PROVIDED MATERIAL »

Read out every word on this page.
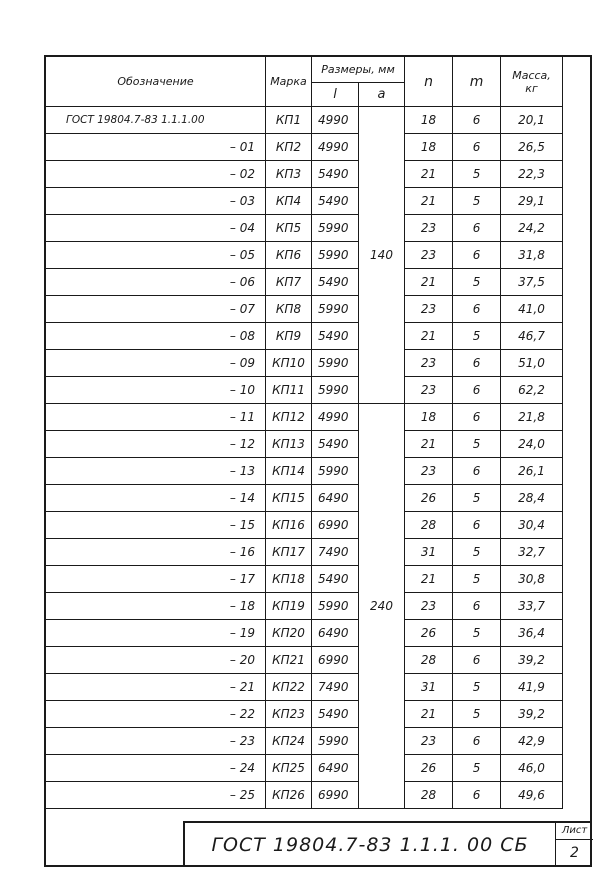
Обозначение	Марка	Размеры, мм		n	m	Масса, кг
		l	a			
ГОСТ 19804.7-83 1.1.1.00	КП1	4990	140	18	6	20,1
– 01	КП2	4990		18	6	26,5
– 02	КП3	5490		21	5	22,3
– 03	КП4	5490		21	5	29,1
– 04	КП5	5990		23	6	24,2
– 05	КП6	5990		23	6	31,8
– 06	КП7	5490		21	5	37,5
– 07	КП8	5990		23	6	41,0
– 08	КП9	5490		21	5	46,7
– 09	КП10	5990		23	6	51,0
– 10	КП11	5990		23	6	62,2
– 11	КП12	4990	240	18	6	21,8
– 12	КП13	5490		21	5	24,0
– 13	КП14	5990		23	6	26,1
– 14	КП15	6490		26	5	28,4
– 15	КП16	6990		28	6	30,4
– 16	КП17	7490		31	5	32,7
– 17	КП18	5490		21	5	30,8
– 18	КП19	5990		23	6	33,7
– 19	КП20	6490		26	5	36,4
– 20	КП21	6990		28	6	39,2
– 21	КП22	7490		31	5	41,9
– 22	КП23	5490		21	5	39,2
– 23	КП24	5990		23	6	42,9
– 24	КП25	6490		26	5	46,0
– 25	КП26	6990		28	6	49,6
ГОСТ 19804.7-83 1.1.1. 00 СБ
Лист
2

WRITTEN INSTRUCTION »
Pictures are excluded; repeat every record exactly.

RESPONSE TO THIS TASK »
Read out every word on this page.
Обозначение	Марка	Размеры, мм		n	m	Масса, кг
		l	a			
ГОСТ 19804.7-83 1.1.1.00	КП1	4990	140	18	6	20,1
– 01	КП2	4990		18	6	26,5
– 02	КП3	5490		21	5	22,3
– 03	КП4	5490		21	5	29,1
– 04	КП5	5990		23	6	24,2
– 05	КП6	5990		23	6	31,8
– 06	КП7	5490		21	5	37,5
– 07	КП8	5990		23	6	41,0
– 08	КП9	5490		21	5	46,7
– 09	КП10	5990		23	6	51,0
– 10	КП11	5990		23	6	62,2
– 11	КП12	4990	240	18	6	21,8
– 12	КП13	5490		21	5	24,0
– 13	КП14	5990		23	6	26,1
– 14	КП15	6490		26	5	28,4
– 15	КП16	6990		28	6	30,4
– 16	КП17	7490		31	5	32,7
– 17	КП18	5490		21	5	30,8
– 18	КП19	5990		23	6	33,7
– 19	КП20	6490		26	5	36,4
– 20	КП21	6990		28	6	39,2
– 21	КП22	7490		31	5	41,9
– 22	КП23	5490		21	5	39,2
– 23	КП24	5990		23	6	42,9
– 24	КП25	6490		26	5	46,0
– 25	КП26	6990		28	6	49,6
ГОСТ 19804.7-83 1.1.1. 00 СБ
Лист
2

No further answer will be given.